**What is asked**. Report every line from the material that contains the word "Output".

**Entries**.
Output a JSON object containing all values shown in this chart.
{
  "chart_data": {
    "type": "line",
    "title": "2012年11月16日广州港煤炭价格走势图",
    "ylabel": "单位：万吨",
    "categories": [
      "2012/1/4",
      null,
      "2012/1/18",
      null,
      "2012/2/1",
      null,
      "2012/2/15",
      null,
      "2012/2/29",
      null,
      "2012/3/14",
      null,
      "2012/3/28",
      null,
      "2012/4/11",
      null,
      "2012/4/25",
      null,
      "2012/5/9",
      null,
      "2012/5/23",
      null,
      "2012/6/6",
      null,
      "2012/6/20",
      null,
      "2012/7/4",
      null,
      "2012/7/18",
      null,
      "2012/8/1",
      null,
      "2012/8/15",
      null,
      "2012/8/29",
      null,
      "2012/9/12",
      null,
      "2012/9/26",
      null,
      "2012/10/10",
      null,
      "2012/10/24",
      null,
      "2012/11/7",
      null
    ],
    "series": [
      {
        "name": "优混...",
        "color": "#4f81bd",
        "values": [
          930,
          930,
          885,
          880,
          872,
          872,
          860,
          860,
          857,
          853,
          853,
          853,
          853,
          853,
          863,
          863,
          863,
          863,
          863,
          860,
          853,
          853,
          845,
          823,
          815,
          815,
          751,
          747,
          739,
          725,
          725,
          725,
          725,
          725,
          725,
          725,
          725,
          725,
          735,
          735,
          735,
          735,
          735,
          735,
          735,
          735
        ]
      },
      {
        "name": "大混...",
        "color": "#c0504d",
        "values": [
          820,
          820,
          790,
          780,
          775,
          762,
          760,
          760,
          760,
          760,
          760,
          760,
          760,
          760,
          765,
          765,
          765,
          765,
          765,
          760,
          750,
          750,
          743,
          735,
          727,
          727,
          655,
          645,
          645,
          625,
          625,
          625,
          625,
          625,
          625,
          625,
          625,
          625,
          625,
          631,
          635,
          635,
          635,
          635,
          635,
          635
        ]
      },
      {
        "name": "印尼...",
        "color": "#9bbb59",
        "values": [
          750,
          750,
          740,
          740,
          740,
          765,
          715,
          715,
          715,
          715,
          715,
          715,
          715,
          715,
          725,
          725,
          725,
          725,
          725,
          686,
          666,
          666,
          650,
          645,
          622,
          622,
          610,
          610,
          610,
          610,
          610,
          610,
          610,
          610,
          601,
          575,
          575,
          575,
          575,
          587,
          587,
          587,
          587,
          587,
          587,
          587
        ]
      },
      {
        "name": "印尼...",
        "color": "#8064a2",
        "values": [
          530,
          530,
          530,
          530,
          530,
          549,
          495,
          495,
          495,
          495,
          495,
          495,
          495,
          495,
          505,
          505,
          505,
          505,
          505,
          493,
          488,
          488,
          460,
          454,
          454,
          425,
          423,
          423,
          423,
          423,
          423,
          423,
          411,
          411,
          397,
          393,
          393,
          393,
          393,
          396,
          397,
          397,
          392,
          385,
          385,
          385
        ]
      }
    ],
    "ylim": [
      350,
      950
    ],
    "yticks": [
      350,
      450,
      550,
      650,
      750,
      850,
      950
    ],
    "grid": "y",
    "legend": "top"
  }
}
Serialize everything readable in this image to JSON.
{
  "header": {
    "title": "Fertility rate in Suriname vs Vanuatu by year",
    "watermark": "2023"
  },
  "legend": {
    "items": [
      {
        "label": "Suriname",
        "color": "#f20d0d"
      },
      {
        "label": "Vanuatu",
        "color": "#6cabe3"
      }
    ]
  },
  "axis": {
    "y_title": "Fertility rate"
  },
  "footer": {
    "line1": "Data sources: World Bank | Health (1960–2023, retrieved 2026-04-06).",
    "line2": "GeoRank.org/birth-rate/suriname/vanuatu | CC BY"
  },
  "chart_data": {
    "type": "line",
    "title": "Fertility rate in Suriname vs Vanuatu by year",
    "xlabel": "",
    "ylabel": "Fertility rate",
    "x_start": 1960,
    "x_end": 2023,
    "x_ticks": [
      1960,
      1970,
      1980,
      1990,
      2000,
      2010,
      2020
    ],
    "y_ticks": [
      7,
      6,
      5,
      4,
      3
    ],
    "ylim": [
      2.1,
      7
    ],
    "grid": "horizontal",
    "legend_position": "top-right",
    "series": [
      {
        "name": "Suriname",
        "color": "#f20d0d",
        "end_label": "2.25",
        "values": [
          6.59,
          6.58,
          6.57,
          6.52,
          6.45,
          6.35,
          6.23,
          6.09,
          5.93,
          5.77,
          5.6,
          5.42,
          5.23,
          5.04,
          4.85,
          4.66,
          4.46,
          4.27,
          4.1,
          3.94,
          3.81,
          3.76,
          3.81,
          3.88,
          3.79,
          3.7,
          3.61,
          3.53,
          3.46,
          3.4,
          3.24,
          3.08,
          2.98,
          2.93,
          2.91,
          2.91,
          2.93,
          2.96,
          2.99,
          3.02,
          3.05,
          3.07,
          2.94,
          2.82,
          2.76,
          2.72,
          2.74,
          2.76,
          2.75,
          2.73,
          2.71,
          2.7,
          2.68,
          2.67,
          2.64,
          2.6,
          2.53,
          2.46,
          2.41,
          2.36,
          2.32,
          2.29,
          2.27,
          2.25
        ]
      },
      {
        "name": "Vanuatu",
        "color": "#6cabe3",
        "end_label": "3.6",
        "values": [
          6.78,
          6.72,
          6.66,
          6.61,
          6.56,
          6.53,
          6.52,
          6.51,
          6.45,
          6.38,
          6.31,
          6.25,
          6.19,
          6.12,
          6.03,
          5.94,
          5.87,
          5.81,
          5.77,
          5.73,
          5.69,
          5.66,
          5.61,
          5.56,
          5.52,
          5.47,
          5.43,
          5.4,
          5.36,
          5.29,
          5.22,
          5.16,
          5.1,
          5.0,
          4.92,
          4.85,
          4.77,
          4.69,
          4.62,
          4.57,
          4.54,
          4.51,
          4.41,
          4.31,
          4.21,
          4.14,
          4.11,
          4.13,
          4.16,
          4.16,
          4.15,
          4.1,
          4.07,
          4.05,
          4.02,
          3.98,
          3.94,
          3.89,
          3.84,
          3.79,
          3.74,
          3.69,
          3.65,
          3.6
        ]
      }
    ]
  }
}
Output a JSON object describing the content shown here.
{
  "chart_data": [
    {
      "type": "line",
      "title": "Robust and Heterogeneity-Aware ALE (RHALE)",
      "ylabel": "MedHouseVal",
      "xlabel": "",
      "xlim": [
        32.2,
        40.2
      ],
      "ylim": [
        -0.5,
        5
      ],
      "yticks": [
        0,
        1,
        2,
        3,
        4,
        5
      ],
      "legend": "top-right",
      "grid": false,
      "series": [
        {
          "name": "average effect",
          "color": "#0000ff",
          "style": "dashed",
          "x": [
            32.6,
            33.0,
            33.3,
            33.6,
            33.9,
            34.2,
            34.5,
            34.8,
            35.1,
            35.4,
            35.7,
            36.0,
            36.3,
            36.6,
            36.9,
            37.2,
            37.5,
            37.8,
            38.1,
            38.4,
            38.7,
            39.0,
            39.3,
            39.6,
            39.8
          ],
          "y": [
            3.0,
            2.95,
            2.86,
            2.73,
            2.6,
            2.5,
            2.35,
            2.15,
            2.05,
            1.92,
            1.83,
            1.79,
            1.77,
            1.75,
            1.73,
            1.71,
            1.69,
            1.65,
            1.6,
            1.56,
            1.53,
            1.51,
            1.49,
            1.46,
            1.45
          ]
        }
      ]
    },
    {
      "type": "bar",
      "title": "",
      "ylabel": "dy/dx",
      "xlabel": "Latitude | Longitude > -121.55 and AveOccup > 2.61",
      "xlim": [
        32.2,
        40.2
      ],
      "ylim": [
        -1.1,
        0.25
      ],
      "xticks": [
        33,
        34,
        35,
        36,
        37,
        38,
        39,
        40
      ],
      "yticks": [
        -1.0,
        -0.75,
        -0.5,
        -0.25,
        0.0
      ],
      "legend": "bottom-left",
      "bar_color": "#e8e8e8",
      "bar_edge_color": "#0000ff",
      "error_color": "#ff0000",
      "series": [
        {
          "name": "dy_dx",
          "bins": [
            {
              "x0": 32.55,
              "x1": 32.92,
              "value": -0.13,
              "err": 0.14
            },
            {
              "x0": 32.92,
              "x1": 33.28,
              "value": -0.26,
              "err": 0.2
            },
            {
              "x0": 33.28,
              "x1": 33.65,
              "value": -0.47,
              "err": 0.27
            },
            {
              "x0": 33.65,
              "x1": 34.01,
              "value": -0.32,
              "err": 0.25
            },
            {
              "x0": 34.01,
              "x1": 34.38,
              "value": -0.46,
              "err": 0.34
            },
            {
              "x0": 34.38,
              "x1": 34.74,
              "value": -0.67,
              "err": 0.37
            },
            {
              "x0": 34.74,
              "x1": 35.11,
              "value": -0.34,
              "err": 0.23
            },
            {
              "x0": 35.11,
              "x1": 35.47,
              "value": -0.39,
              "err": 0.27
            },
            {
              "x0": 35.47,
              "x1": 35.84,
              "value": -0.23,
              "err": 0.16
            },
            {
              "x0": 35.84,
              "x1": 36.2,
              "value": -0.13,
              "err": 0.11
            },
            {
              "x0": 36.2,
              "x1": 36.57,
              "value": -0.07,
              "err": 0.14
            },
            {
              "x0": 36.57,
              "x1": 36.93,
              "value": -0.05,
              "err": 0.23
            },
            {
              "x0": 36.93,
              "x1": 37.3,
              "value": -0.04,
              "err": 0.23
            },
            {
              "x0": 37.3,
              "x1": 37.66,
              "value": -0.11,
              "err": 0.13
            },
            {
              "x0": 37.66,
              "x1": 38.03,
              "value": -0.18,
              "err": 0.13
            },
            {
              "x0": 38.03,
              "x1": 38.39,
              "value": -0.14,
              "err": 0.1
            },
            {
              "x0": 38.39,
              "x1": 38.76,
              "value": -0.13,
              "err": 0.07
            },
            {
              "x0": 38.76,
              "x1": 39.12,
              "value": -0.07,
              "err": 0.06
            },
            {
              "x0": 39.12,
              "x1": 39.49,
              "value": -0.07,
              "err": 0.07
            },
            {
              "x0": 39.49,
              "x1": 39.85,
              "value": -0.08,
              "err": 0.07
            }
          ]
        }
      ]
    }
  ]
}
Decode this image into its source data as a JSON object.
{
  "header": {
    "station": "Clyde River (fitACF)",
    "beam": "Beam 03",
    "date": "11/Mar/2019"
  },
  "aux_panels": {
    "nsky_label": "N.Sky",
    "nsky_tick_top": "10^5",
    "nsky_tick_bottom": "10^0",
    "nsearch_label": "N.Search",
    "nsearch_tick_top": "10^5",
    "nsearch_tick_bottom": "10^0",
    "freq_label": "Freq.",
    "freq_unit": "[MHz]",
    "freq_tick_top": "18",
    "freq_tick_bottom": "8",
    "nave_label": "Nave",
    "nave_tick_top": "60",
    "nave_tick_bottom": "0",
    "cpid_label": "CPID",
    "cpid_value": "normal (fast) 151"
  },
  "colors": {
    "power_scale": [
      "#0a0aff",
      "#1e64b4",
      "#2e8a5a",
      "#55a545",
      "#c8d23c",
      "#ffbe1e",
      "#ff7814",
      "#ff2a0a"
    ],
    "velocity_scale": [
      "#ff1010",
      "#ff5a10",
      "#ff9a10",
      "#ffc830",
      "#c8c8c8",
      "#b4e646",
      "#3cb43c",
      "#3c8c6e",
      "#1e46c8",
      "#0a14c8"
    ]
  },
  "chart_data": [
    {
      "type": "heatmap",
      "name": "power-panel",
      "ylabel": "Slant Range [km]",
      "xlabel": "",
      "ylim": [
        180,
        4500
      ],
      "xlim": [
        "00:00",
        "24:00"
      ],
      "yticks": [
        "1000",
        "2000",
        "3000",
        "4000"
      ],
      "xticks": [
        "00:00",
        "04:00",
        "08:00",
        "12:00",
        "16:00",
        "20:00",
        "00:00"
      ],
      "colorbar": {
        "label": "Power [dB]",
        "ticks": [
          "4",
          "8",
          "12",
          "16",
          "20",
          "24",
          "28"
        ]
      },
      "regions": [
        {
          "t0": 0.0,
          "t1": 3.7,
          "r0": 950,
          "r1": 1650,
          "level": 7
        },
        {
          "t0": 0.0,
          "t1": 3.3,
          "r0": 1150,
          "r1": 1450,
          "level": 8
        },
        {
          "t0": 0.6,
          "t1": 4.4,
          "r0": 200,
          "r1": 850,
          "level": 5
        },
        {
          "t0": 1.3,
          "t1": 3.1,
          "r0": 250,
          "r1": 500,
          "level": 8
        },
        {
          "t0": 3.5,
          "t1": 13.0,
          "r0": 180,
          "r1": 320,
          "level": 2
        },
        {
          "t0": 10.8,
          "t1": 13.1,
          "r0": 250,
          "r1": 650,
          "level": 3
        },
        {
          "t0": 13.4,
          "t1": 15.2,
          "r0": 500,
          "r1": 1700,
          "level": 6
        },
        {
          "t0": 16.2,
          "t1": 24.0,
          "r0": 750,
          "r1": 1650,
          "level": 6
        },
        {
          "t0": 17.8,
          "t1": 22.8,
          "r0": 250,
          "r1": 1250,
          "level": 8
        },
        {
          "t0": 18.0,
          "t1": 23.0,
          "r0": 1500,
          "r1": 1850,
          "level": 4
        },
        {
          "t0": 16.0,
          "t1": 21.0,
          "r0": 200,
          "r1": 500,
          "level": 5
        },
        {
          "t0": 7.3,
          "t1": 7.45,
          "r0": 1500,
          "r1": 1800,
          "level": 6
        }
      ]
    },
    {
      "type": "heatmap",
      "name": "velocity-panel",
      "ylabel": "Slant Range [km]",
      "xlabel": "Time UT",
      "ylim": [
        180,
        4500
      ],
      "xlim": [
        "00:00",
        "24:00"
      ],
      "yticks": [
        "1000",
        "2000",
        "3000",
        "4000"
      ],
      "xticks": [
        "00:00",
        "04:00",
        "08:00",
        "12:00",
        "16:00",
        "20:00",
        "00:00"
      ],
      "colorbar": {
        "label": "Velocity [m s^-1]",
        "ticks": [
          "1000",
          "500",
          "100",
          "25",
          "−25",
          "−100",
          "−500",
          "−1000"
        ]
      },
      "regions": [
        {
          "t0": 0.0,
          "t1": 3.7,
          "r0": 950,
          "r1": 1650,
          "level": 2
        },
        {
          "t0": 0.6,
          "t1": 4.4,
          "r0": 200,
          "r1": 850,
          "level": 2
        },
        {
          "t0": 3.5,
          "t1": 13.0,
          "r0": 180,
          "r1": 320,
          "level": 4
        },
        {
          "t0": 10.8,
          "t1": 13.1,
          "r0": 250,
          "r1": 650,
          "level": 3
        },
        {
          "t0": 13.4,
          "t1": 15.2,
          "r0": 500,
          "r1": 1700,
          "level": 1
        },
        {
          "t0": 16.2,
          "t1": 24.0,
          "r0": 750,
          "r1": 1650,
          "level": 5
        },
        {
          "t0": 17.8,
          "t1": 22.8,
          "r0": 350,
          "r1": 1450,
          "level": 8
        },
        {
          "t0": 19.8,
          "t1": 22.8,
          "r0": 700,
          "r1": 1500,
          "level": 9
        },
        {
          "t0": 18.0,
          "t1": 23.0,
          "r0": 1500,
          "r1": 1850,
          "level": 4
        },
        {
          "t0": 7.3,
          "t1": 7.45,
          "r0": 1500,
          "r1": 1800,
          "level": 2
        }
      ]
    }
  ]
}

**Full response**.
Output a JSON object containing all values shown in this chart.
Output a JSON object describing the content shown here.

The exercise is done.